Stated problem
Check every line below for the word "river" and copy the ones that have it.

Given records

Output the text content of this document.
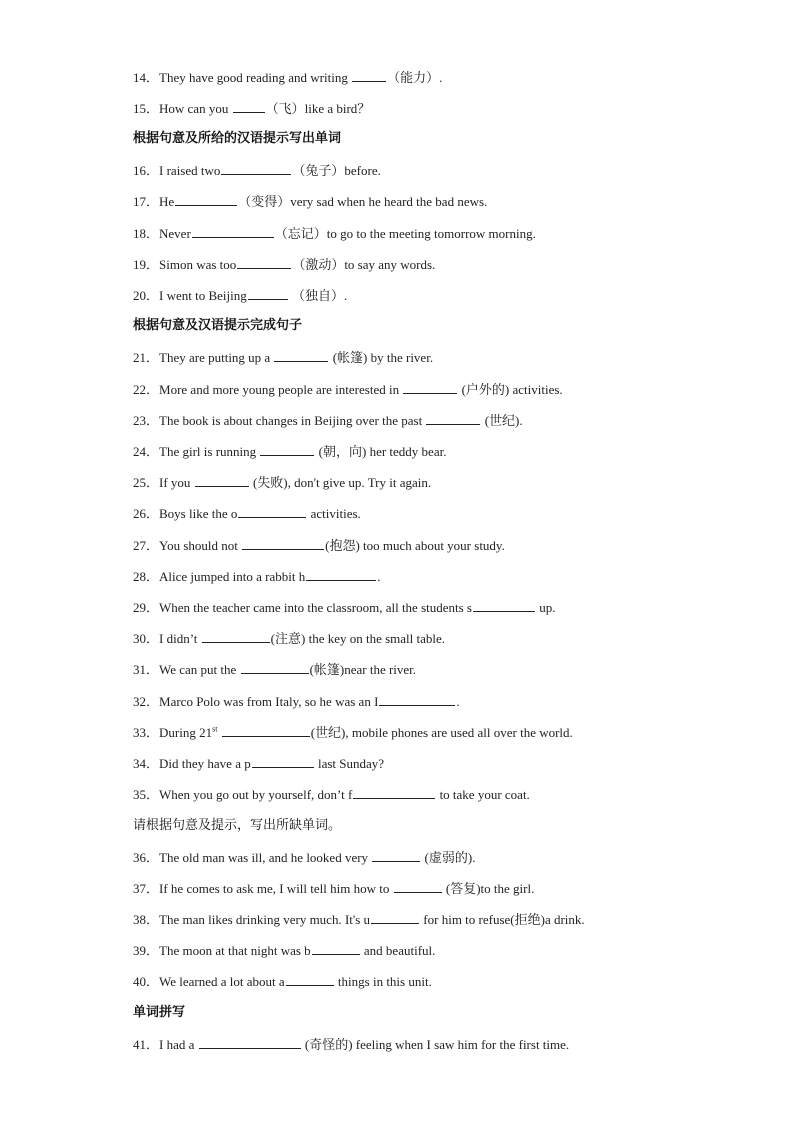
14．They have good reading and writing	（能力）.
15．How can you	（飞）like a bird？
根据句意及所给的汉语提示写出单词
16．I raised two	（兔子）before.
17．He	（变得）very sad when he heard the bad news.
18．Never	（忘记）to go to the meeting tomorrow morning.
19．Simon was too	（激动）to say any words.
20．I went to Beijing	（独自）.
根据句意及汉语提示完成句子
21．They are putting up a	(帐篷) by the river.
22．More and more young people are interested in	(户外的) activities.
23．The book is about changes in Beijing over the past	(世纪).
24．The girl is running	(朝，向) her teddy bear.
25．If you	(失败), don't give up. Try it again.
26．Boys like the o	activities.
27．You should not	(抱怨) too much about your study.
28．Alice jumped into a rabbit h	.
29．When the teacher came into the classroom, all the students s	up.
30．I didn’t	(注意) the key on the small table.
31．We can put the	(帐篷)near the river.
32．Marco Polo was from Italy, so he was an I	.
33．During 21st	(世纪), mobile phones are used all over the world.
34．Did they have a p	last Sunday?
35．When you go out by yourself, don’t f	to take your coat.
请根据句意及提示，写出所缺单词。
36．The old man was ill, and he looked very	(虚弱的).
37．If he comes to ask me, I will tell him how to	(答复)to the girl.
38．The man likes drinking very much. It's u	for him to refuse(拒绝)a drink.
39．The moon at that night was b	and beautiful.
40．We learned a lot about a	things in this unit.
单词拼写
41．I had a	(奇怪的) feeling when I saw him for the first time.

Written answer
21．They are putting up a	(帐篷) by the river.
31．We can put the	(帐篷)near the river.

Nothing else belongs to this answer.